L'émancipation des femmes, l'accès à la contraception et l'évolution des mentalités ont aussi profondément transformé les rapports à la maternité et à la parentalité. La possibilité de contrôler sa fécondité a certainement donné aux femmes de nos familles une plus grande liberté de choix en matière de procréation, alors que l'évolution des rôles sociaux leur a ouvert de nouvelles perspectives professionnelles et personnelles, parfois au détriment de la maternité. L'accès à l'éducation et à l'emploi a permis aux femmes de s'épanouir en dehors de la sphère familiale, remettant en question le modèle traditionnel de la femme au foyer. Vous pouvez certainement le voir en analysant des parcours de vie des femmes au sein de votre famille sur plusieurs générations.

Enfin, les mutations socio-culturelles plus récentes, comme l'individualisme, l’envie de se faire plaisir ou la quête de l'épanouissement personnel, ont pu contribuer à reléguer la famille et la natalité au second plan. Dans une société où l'accent est mis sur la réalisation de soi et la liberté individuelle, avoir des enfants est parfois perçu comme une contrainte ou un frein à l'épanouissement personnel. La hausse du coût de la vie et les difficultés d'accès au logement ou aux indispensables places de crèches dissuadent aussi certains couples de fonder une famille.
######
▶ _Consigne 1_:
Répondez à ces questions sur l'extrait consacré à la maternité et à la natalité :
(a) Quel modèle traditionnel l'accès à l'éducation et à l'emploi a-t-il remis en question ?
(b) Quelles mutations socio-culturelles récentes sont citées ?
(c) Quels facteurs matériels dissuadent certains couples de fonder une famille ?

▶ _Jeu de données_:
######
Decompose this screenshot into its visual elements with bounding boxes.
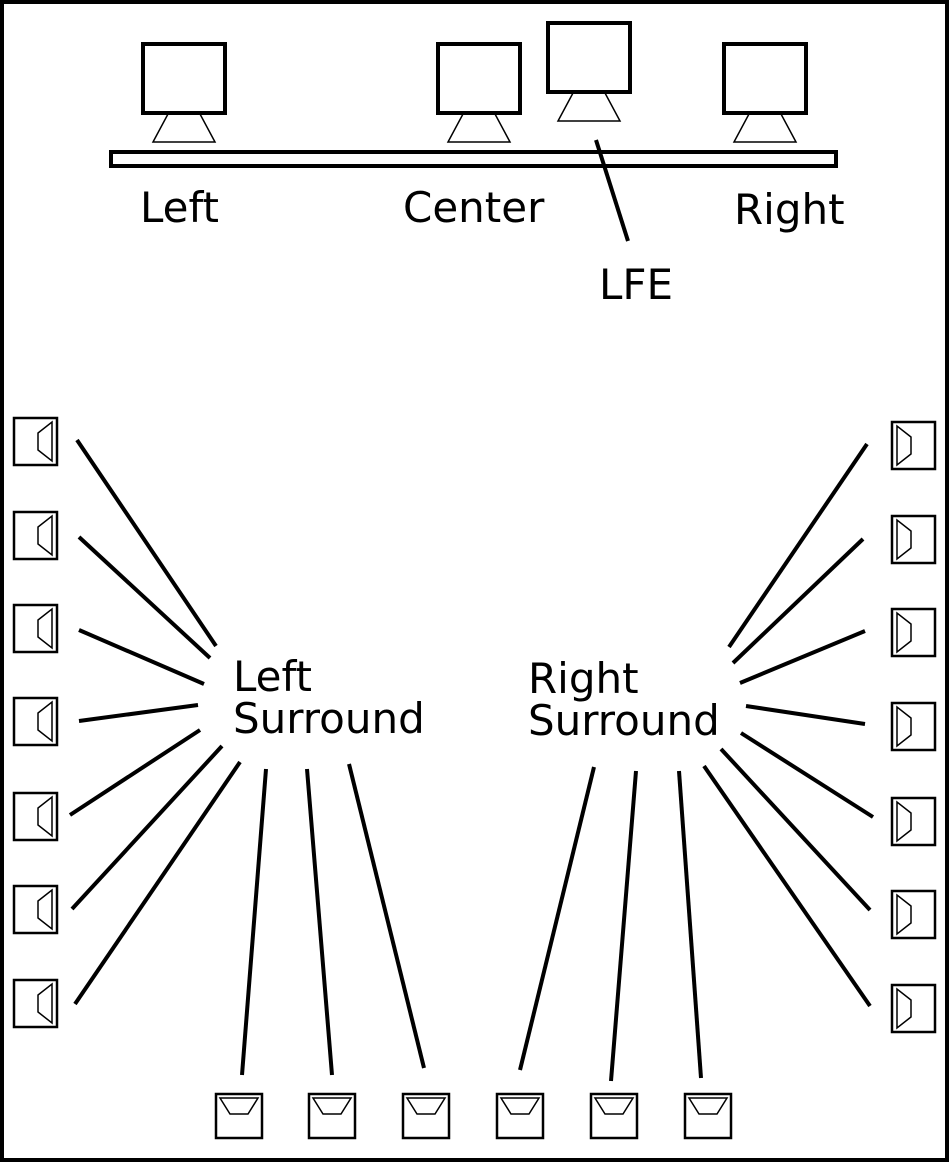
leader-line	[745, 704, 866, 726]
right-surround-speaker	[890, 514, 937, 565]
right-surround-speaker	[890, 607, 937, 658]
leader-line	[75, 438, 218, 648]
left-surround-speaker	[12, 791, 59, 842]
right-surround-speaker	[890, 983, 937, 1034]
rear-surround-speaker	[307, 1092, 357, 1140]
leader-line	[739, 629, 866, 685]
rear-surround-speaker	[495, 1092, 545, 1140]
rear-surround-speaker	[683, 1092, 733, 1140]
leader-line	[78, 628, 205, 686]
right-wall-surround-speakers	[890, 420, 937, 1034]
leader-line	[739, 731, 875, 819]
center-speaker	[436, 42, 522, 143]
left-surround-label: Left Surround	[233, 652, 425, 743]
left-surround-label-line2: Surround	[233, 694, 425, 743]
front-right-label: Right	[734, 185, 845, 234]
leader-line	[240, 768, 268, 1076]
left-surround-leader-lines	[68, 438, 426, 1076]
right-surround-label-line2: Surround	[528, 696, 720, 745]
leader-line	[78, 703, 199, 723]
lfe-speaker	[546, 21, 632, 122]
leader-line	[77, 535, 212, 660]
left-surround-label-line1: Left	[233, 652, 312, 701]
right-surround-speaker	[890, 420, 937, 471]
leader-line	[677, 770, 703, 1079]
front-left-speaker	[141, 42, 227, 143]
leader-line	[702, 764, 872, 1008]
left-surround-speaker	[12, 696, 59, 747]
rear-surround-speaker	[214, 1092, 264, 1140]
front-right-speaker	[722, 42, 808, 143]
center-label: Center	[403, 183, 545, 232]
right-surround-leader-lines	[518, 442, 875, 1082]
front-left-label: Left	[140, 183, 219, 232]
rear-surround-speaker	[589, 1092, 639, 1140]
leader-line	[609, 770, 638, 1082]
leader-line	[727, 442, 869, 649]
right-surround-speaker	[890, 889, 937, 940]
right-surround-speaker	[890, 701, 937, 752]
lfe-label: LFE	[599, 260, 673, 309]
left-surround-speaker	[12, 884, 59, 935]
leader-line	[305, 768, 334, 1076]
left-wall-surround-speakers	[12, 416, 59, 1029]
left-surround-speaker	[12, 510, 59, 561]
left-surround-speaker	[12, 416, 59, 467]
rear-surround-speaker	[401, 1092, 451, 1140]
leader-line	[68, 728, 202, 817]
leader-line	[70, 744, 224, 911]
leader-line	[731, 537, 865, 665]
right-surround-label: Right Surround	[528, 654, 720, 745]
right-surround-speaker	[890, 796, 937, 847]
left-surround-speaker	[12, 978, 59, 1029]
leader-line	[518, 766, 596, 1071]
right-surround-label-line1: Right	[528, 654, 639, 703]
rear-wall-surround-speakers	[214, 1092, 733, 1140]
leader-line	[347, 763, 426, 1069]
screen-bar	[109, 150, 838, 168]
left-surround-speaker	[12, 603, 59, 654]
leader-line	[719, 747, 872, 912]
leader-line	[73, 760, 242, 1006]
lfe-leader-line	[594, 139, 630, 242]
######
▶ _Consigne 2_: Dans les enregistrements, reproduisez s'il vous plaît à l'identique les lignes allant de celle qui contient « 704, 866, 726] » jusqu'à celle qui contient « 628, 205, 686] », ces deux lignes comprises.

▶ _Réponse 1_:
(a) Le modèle traditionnel de la femme au foyer.
(b) L'individualisme, l'envie de se faire plaisir et la quête de l'épanouissement personnel.
(c) La hausse du coût de la vie et les difficultés d'accès au logement ou aux indispensables places de crèches.

▶ _Réponse 2_:
leader-line	[745, 704, 866, 726]
right-surround-speaker	[890, 514, 937, 565]
right-surround-speaker	[890, 607, 937, 658]
leader-line	[75, 438, 218, 648]
left-surround-speaker	[12, 791, 59, 842]
right-surround-speaker	[890, 983, 937, 1034]
rear-surround-speaker	[307, 1092, 357, 1140]
leader-line	[739, 629, 866, 685]
rear-surround-speaker	[495, 1092, 545, 1140]
rear-surround-speaker	[683, 1092, 733, 1140]
leader-line	[78, 628, 205, 686]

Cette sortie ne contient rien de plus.